TASK DESCRIPTION –
Give the number of lines that include the word "content", nothing more.

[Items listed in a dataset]
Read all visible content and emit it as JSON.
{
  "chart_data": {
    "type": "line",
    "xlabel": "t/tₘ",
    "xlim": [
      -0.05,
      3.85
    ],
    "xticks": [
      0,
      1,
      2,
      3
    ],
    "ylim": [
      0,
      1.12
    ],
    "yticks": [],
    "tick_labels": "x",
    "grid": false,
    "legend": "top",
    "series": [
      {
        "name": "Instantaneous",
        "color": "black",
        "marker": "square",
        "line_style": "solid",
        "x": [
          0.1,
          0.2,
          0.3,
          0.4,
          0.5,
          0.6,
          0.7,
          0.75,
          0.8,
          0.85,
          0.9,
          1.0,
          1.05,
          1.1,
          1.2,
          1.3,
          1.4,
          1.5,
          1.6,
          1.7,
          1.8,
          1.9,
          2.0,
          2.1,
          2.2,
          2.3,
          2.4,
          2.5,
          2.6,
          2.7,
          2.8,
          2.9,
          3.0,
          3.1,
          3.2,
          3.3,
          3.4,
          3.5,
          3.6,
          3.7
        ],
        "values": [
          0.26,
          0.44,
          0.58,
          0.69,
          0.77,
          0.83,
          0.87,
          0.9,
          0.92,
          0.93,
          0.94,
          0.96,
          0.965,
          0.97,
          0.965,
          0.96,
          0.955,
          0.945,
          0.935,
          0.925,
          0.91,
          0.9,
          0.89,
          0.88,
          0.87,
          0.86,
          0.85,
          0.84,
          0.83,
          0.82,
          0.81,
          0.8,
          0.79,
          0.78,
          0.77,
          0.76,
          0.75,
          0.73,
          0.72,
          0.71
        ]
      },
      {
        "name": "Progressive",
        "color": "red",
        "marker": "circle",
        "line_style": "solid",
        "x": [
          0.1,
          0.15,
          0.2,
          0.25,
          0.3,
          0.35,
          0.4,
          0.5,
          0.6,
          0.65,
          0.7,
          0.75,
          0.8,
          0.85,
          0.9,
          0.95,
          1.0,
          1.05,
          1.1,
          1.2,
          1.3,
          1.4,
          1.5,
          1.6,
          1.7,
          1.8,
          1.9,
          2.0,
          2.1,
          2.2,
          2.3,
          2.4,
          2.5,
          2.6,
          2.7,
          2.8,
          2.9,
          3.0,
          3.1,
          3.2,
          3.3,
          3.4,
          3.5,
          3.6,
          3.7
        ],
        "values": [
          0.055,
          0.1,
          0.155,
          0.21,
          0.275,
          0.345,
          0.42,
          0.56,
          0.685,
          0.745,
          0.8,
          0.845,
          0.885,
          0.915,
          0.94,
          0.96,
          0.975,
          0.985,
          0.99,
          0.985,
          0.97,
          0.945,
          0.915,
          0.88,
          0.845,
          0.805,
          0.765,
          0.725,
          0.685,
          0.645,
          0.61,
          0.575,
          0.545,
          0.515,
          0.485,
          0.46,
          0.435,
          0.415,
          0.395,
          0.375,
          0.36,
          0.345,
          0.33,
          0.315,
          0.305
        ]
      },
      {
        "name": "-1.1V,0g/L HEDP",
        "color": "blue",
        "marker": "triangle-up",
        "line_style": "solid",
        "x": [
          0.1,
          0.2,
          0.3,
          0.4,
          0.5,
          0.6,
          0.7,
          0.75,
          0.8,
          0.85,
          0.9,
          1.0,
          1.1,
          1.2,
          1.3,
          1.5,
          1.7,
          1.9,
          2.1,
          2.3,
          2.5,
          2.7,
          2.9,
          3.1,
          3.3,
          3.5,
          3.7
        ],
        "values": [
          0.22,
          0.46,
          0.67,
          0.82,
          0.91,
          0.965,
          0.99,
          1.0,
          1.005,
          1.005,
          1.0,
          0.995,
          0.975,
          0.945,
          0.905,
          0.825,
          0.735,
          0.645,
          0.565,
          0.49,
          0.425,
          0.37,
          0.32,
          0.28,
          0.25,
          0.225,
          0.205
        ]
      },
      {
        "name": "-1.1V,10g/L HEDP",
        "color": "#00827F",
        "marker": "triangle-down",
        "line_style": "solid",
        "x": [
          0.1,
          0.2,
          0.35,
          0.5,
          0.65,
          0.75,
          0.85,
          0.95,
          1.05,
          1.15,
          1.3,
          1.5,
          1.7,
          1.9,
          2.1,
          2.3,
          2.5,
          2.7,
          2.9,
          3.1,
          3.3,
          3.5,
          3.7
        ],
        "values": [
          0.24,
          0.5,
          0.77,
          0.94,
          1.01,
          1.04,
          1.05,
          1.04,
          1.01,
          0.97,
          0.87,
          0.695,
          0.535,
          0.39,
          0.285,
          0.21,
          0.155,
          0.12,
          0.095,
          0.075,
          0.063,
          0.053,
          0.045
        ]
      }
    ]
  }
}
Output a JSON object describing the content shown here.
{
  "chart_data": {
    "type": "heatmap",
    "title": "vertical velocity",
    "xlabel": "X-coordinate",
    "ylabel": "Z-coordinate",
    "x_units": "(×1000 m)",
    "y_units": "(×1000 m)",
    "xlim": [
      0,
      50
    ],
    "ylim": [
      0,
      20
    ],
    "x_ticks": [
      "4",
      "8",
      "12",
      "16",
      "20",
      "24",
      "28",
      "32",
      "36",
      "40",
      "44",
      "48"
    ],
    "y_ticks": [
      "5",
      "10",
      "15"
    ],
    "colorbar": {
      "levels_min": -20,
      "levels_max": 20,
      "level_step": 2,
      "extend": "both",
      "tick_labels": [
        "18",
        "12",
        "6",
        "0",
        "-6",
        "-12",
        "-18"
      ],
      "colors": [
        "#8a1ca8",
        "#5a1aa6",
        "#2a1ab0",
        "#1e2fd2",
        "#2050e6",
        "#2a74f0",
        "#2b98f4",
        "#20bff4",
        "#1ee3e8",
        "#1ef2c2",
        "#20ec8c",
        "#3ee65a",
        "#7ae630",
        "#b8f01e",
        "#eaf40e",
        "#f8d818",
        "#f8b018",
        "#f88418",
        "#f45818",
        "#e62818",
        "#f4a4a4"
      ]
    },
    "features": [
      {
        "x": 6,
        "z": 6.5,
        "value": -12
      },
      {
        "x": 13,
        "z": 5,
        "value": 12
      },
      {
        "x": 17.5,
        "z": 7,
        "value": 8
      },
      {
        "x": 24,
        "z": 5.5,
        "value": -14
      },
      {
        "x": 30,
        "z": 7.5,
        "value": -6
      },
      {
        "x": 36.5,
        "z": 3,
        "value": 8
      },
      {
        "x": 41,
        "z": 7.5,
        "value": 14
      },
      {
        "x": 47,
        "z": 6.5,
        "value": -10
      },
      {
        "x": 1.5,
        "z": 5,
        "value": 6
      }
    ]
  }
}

THE COMPLETED TASK –
2